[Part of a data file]

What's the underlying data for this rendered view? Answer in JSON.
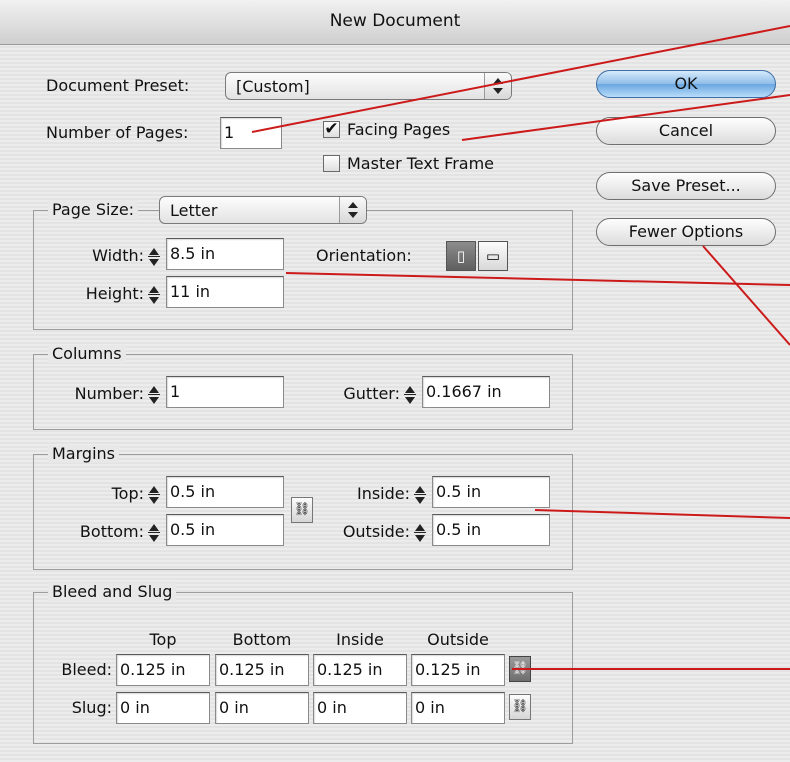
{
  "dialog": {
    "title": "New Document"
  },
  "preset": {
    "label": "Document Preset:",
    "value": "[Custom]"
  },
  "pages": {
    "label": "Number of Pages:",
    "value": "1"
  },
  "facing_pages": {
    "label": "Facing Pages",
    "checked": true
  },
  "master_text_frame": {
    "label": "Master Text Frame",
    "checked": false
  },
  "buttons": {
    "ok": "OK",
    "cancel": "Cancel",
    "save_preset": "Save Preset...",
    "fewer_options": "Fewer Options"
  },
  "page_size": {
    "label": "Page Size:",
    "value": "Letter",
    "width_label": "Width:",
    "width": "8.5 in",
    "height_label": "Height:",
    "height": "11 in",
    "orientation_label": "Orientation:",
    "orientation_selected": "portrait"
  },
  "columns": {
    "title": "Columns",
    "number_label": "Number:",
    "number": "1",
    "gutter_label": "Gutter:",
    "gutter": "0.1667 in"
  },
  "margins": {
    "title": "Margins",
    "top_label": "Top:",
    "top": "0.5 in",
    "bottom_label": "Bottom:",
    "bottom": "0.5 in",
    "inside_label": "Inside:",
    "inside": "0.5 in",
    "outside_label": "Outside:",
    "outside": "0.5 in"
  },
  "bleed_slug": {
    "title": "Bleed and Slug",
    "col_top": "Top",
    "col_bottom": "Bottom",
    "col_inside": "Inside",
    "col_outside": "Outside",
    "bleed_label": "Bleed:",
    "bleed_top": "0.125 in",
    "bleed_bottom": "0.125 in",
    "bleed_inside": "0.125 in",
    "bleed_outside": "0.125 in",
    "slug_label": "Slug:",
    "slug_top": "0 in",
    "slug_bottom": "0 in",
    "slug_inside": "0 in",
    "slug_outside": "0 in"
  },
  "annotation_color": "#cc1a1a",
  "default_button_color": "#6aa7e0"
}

WRITTEN INSTRUCTION: What is the number of lines in the records that contain the string "Document"? Give only that number.

RESPONSE FOR THIS EXERCISE: 2